> **TASK DIRECTIONS**: Give the data again, word for word.

Saved entries:

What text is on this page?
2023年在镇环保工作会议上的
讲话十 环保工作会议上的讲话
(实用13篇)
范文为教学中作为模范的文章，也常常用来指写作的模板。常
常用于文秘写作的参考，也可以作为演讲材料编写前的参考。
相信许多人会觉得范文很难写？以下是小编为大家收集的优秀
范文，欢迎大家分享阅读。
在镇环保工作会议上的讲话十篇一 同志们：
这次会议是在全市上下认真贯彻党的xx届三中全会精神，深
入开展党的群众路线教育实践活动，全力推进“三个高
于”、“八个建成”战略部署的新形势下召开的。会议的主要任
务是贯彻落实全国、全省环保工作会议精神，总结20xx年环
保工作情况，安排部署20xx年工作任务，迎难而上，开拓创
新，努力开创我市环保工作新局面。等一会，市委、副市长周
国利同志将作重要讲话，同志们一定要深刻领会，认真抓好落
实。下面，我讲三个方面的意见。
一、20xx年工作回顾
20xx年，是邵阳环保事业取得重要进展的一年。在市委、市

> **FULL SOLUTION**:
What text is on this page?
2023年在镇环保工作会议上的
讲话十 环保工作会议上的讲话
(实用13篇)
范文为教学中作为模范的文章，也常常用来指写作的模板。常
常用于文秘写作的参考，也可以作为演讲材料编写前的参考。
相信许多人会觉得范文很难写？以下是小编为大家收集的优秀
范文，欢迎大家分享阅读。
在镇环保工作会议上的讲话十篇一 同志们：
这次会议是在全市上下认真贯彻党的xx届三中全会精神，深
入开展党的群众路线教育实践活动，全力推进“三个高
于”、“八个建成”战略部署的新形势下召开的。会议的主要任
务是贯彻落实全国、全省环保工作会议精神，总结20xx年环
保工作情况，安排部署20xx年工作任务，迎难而上，开拓创
新，努力开创我市环保工作新局面。等一会，市委、副市长周
国利同志将作重要讲话，同志们一定要深刻领会，认真抓好落
实。下面，我讲三个方面的意见。
一、20xx年工作回顾
20xx年，是邵阳环保事业取得重要进展的一年。在市委、市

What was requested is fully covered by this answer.